Recopiez à l'identique les lignes du matériel, depuis la toute première jusqu'à la ligne contenant "data-label-medium: 179524 xyxy=(529,106,602,131)", celle-ci comprise.

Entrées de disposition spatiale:
----------

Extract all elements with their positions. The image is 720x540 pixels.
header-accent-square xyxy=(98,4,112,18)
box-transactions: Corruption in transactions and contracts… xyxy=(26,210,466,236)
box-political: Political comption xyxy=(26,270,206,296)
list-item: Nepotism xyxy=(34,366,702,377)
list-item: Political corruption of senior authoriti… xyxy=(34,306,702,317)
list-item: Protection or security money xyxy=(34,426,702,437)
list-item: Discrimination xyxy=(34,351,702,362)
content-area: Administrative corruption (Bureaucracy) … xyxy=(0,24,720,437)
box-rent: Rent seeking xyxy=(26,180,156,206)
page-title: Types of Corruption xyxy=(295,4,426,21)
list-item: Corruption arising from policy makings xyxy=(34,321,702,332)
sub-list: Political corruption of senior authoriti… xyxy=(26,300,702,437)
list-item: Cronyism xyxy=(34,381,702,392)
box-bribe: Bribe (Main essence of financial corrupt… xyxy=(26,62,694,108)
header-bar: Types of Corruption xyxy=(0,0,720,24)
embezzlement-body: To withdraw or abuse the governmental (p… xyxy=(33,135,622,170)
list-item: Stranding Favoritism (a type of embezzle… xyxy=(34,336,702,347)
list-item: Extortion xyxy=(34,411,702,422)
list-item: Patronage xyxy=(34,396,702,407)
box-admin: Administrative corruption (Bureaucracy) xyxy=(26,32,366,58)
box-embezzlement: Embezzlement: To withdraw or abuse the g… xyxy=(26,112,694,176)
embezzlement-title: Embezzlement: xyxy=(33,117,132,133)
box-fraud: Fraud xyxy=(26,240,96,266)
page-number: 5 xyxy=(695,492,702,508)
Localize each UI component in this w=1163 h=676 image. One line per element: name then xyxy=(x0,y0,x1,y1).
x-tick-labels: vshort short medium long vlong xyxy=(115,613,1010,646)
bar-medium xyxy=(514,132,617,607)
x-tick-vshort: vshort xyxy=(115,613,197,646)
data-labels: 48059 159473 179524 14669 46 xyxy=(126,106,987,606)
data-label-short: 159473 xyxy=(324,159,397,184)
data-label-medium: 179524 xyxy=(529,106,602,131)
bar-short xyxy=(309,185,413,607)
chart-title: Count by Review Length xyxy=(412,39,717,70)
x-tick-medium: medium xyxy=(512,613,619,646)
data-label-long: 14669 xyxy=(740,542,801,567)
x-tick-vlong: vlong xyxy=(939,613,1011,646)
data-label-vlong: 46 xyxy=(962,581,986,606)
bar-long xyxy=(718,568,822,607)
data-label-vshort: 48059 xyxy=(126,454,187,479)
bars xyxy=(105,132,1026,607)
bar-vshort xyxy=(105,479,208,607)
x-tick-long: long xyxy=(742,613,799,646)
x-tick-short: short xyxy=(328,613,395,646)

----------

▶ _Solution rédigée_
Extract all elements with their positions. The image is 720x540 pixels.
header-accent-square xyxy=(98,4,112,18)
box-transactions: Corruption in transactions and contracts… xyxy=(26,210,466,236)
box-political: Political comption xyxy=(26,270,206,296)
list-item: Nepotism xyxy=(34,366,702,377)
list-item: Political corruption of senior authoriti… xyxy=(34,306,702,317)
list-item: Protection or security money xyxy=(34,426,702,437)
list-item: Discrimination xyxy=(34,351,702,362)
content-area: Administrative corruption (Bureaucracy) … xyxy=(0,24,720,437)
box-rent: Rent seeking xyxy=(26,180,156,206)
page-title: Types of Corruption xyxy=(295,4,426,21)
list-item: Corruption arising from policy makings xyxy=(34,321,702,332)
sub-list: Political corruption of senior authoriti… xyxy=(26,300,702,437)
list-item: Cronyism xyxy=(34,381,702,392)
box-bribe: Bribe (Main essence of financial corrupt… xyxy=(26,62,694,108)
header-bar: Types of Corruption xyxy=(0,0,720,24)
embezzlement-body: To withdraw or abuse the governmental (p… xyxy=(33,135,622,170)
list-item: Stranding Favoritism (a type of embezzle… xyxy=(34,336,702,347)
list-item: Extortion xyxy=(34,411,702,422)
list-item: Patronage xyxy=(34,396,702,407)
box-admin: Administrative corruption (Bureaucracy) xyxy=(26,32,366,58)
box-embezzlement: Embezzlement: To withdraw or abuse the g… xyxy=(26,112,694,176)
embezzlement-title: Embezzlement: xyxy=(33,117,132,133)
box-fraud: Fraud xyxy=(26,240,96,266)
page-number: 5 xyxy=(695,492,702,508)
Localize each UI component in this w=1163 h=676 image. One line per element: name then xyxy=(x0,y0,x1,y1).
x-tick-labels: vshort short medium long vlong xyxy=(115,613,1010,646)
bar-medium xyxy=(514,132,617,607)
x-tick-vshort: vshort xyxy=(115,613,197,646)
data-labels: 48059 159473 179524 14669 46 xyxy=(126,106,987,606)
data-label-short: 159473 xyxy=(324,159,397,184)
data-label-medium: 179524 xyxy=(529,106,602,131)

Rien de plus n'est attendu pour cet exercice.